» THE EXERCISE
Print all records exactly, leaving nothing out.

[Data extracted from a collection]
________________________
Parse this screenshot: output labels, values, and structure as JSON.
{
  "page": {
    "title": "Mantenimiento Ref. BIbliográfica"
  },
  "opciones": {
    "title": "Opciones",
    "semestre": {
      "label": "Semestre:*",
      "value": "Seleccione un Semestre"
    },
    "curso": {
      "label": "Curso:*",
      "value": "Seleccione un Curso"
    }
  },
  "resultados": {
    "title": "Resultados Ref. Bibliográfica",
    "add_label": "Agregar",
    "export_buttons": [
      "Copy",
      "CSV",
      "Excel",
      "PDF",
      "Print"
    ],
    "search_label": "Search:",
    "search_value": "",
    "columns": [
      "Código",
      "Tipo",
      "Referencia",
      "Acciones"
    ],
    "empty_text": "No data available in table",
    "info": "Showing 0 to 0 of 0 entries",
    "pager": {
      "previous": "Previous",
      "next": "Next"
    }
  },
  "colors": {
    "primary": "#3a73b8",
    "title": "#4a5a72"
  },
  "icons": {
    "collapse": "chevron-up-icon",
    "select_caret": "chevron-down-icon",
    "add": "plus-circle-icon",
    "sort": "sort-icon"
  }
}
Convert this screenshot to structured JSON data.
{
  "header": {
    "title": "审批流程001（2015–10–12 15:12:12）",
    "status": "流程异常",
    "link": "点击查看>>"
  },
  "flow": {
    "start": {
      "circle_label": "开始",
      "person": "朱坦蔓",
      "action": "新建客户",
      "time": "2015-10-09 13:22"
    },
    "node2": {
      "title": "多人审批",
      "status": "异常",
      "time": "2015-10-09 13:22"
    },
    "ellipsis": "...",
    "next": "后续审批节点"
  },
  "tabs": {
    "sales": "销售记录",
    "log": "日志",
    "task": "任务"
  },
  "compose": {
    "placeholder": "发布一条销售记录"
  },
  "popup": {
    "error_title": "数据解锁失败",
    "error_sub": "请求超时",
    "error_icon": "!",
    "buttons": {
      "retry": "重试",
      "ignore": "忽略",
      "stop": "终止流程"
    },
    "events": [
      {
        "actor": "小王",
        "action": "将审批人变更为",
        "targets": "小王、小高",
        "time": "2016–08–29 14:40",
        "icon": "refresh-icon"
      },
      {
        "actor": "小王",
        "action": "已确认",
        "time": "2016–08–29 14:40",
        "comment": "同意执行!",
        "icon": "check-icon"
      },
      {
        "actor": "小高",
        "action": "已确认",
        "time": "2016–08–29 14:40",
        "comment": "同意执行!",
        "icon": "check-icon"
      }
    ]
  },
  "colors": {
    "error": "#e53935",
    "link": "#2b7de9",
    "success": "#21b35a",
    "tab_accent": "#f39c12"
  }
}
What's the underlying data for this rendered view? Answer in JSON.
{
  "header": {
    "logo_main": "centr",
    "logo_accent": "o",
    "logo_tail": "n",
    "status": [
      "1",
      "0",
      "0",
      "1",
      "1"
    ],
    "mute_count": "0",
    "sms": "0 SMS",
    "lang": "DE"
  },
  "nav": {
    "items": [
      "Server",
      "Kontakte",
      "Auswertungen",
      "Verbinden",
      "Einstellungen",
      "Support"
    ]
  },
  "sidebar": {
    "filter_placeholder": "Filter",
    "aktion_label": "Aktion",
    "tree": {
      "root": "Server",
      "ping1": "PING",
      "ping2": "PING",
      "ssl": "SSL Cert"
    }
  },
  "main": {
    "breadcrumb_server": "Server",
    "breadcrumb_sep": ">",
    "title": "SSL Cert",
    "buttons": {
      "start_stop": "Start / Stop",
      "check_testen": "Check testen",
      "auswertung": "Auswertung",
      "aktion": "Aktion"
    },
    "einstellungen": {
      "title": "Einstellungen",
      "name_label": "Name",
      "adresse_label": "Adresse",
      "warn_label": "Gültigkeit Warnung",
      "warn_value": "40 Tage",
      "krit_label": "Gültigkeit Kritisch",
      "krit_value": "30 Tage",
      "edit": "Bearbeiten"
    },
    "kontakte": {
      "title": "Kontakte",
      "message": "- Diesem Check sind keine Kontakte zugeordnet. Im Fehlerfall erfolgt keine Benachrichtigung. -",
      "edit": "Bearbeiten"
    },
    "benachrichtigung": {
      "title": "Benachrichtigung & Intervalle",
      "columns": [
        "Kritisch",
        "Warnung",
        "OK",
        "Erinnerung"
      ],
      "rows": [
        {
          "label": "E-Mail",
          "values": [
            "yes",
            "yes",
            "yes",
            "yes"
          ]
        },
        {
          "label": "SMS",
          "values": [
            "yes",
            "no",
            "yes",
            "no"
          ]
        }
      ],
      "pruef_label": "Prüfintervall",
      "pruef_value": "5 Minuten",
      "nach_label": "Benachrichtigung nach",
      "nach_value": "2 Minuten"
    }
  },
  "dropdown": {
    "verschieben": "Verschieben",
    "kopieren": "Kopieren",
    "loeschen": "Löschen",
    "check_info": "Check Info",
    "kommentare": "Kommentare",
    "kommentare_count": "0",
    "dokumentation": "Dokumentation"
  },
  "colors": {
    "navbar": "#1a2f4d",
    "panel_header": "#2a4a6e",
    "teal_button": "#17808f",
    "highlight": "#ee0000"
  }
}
________________________
» FINAL ANSWER
Parse this screenshot: output labels, values, and structure as JSON.
{
  "page": {
    "title": "Mantenimiento Ref. BIbliográfica"
  },
  "opciones": {
    "title": "Opciones",
    "semestre": {
      "label": "Semestre:*",
      "value": "Seleccione un Semestre"
    },
    "curso": {
      "label": "Curso:*",
      "value": "Seleccione un Curso"
    }
  },
  "resultados": {
    "title": "Resultados Ref. Bibliográfica",
    "add_label": "Agregar",
    "export_buttons": [
      "Copy",
      "CSV",
      "Excel",
      "PDF",
      "Print"
    ],
    "search_label": "Search:",
    "search_value": "",
    "columns": [
      "Código",
      "Tipo",
      "Referencia",
      "Acciones"
    ],
    "empty_text": "No data available in table",
    "info": "Showing 0 to 0 of 0 entries",
    "pager": {
      "previous": "Previous",
      "next": "Next"
    }
  },
  "colors": {
    "primary": "#3a73b8",
    "title": "#4a5a72"
  },
  "icons": {
    "collapse": "chevron-up-icon",
    "select_caret": "chevron-down-icon",
    "add": "plus-circle-icon",
    "sort": "sort-icon"
  }
}
Convert this screenshot to structured JSON data.
{
  "header": {
    "title": "审批流程001（2015–10–12 15:12:12）",
    "status": "流程异常",
    "link": "点击查看>>"
  },
  "flow": {
    "start": {
      "circle_label": "开始",
      "person": "朱坦蔓",
      "action": "新建客户",
      "time": "2015-10-09 13:22"
    },
    "node2": {
      "title": "多人审批",
      "status": "异常",
      "time": "2015-10-09 13:22"
    },
    "ellipsis": "...",
    "next": "后续审批节点"
  },
  "tabs": {
    "sales": "销售记录",
    "log": "日志",
    "task": "任务"
  },
  "compose": {
    "placeholder": "发布一条销售记录"
  },
  "popup": {
    "error_title": "数据解锁失败",
    "error_sub": "请求超时",
    "error_icon": "!",
    "buttons": {
      "retry": "重试",
      "ignore": "忽略",
      "stop": "终止流程"
    },
    "events": [
      {
        "actor": "小王",
        "action": "将审批人变更为",
        "targets": "小王、小高",
        "time": "2016–08–29 14:40",
        "icon": "refresh-icon"
      },
      {
        "actor": "小王",
        "action": "已确认",
        "time": "2016–08–29 14:40",
        "comment": "同意执行!",
        "icon": "check-icon"
      },
      {
        "actor": "小高",
        "action": "已确认",
        "time": "2016–08–29 14:40",
        "comment": "同意执行!",
        "icon": "check-icon"
      }
    ]
  },
  "colors": {
    "error": "#e53935",
    "link": "#2b7de9",
    "success": "#21b35a",
    "tab_accent": "#f39c12"
  }
}
What's the underlying data for this rendered view? Answer in JSON.
{
  "header": {
    "logo_main": "centr",
    "logo_accent": "o",
    "logo_tail": "n",
    "status": [
      "1",
      "0",
      "0",
      "1",
      "1"
    ],
    "mute_count": "0",
    "sms": "0 SMS",
    "lang": "DE"
  },
  "nav": {
    "items": [
      "Server",
      "Kontakte",
      "Auswertungen",
      "Verbinden",
      "Einstellungen",
      "Support"
    ]
  },
  "sidebar": {
    "filter_placeholder": "Filter",
    "aktion_label": "Aktion",
    "tree": {
      "root": "Server",
      "ping1": "PING",
      "ping2": "PING",
      "ssl": "SSL Cert"
    }
  },
  "main": {
    "breadcrumb_server": "Server",
    "breadcrumb_sep": ">",
    "title": "SSL Cert",
    "buttons": {
      "start_stop": "Start / Stop",
      "check_testen": "Check testen",
      "auswertung": "Auswertung",
      "aktion": "Aktion"
    },
    "einstellungen": {
      "title": "Einstellungen",
      "name_label": "Name",
      "adresse_label": "Adresse",
      "warn_label": "Gültigkeit Warnung",
      "warn_value": "40 Tage",
      "krit_label": "Gültigkeit Kritisch",
      "krit_value": "30 Tage",
      "edit": "Bearbeiten"
    },
    "kontakte": {
      "title": "Kontakte",
      "message": "- Diesem Check sind keine Kontakte zugeordnet. Im Fehlerfall erfolgt keine Benachrichtigung. -",
      "edit": "Bearbeiten"
    },
    "benachrichtigung": {
      "title": "Benachrichtigung & Intervalle",
      "columns": [
        "Kritisch",
        "Warnung",
        "OK",
        "Erinnerung"
      ],
      "rows": [
        {
          "label": "E-Mail",
          "values": [
            "yes",
            "yes",
            "yes",
            "yes"
          ]
        },
        {
          "label": "SMS",
          "values": [
            "yes",
            "no",
            "yes",
            "no"
          ]
        }
      ],
      "pruef_label": "Prüfintervall",
      "pruef_value": "5 Minuten",
      "nach_label": "Benachrichtigung nach",
      "nach_value": "2 Minuten"
    }
  },
  "dropdown": {
    "verschieben": "Verschieben",
    "kopieren": "Kopieren",
    "loeschen": "Löschen",
    "check_info": "Check Info",
    "kommentare": "Kommentare",
    "kommentare_count": "0",
    "dokumentation": "Dokumentation"
  },
  "colors": {
    "navbar": "#1a2f4d",
    "panel_header": "#2a4a6e",
    "teal_button": "#17808f",
    "highlight": "#ee0000"
  }
}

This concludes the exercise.